Description of the task: Would you return the complete listing below word for word?
***** Extracted data
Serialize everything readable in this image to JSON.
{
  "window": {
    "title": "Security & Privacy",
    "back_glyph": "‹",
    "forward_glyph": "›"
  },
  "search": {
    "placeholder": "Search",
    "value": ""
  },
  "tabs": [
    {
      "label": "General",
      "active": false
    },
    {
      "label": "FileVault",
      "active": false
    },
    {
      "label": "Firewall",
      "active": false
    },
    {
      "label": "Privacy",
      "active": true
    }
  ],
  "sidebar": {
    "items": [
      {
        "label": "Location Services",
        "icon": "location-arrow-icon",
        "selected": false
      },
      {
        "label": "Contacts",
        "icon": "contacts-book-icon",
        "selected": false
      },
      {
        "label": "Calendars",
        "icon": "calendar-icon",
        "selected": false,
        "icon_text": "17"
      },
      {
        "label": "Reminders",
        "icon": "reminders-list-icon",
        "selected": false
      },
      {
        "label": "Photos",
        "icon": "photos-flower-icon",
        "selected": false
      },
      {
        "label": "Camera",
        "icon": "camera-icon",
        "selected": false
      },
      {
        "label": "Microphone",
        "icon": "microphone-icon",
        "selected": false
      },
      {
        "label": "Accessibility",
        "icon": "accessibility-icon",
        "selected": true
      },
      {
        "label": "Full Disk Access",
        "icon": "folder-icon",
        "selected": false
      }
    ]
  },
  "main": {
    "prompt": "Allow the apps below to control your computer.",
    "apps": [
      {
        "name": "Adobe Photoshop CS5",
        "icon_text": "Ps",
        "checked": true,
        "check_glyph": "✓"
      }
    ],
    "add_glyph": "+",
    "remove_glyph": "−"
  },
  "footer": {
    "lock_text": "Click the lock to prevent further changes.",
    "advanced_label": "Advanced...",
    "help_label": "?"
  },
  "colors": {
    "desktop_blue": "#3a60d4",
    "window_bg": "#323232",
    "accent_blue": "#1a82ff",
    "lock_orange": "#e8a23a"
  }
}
**********
Correct response:
Serialize everything readable in this image to JSON.
{
  "window": {
    "title": "Security & Privacy",
    "back_glyph": "‹",
    "forward_glyph": "›"
  },
  "search": {
    "placeholder": "Search",
    "value": ""
  },
  "tabs": [
    {
      "label": "General",
      "active": false
    },
    {
      "label": "FileVault",
      "active": false
    },
    {
      "label": "Firewall",
      "active": false
    },
    {
      "label": "Privacy",
      "active": true
    }
  ],
  "sidebar": {
    "items": [
      {
        "label": "Location Services",
        "icon": "location-arrow-icon",
        "selected": false
      },
      {
        "label": "Contacts",
        "icon": "contacts-book-icon",
        "selected": false
      },
      {
        "label": "Calendars",
        "icon": "calendar-icon",
        "selected": false,
        "icon_text": "17"
      },
      {
        "label": "Reminders",
        "icon": "reminders-list-icon",
        "selected": false
      },
      {
        "label": "Photos",
        "icon": "photos-flower-icon",
        "selected": false
      },
      {
        "label": "Camera",
        "icon": "camera-icon",
        "selected": false
      },
      {
        "label": "Microphone",
        "icon": "microphone-icon",
        "selected": false
      },
      {
        "label": "Accessibility",
        "icon": "accessibility-icon",
        "selected": true
      },
      {
        "label": "Full Disk Access",
        "icon": "folder-icon",
        "selected": false
      }
    ]
  },
  "main": {
    "prompt": "Allow the apps below to control your computer.",
    "apps": [
      {
        "name": "Adobe Photoshop CS5",
        "icon_text": "Ps",
        "checked": true,
        "check_glyph": "✓"
      }
    ],
    "add_glyph": "+",
    "remove_glyph": "−"
  },
  "footer": {
    "lock_text": "Click the lock to prevent further changes.",
    "advanced_label": "Advanced...",
    "help_label": "?"
  },
  "colors": {
    "desktop_blue": "#3a60d4",
    "window_bg": "#323232",
    "accent_blue": "#1a82ff",
    "lock_orange": "#e8a23a"
  }
}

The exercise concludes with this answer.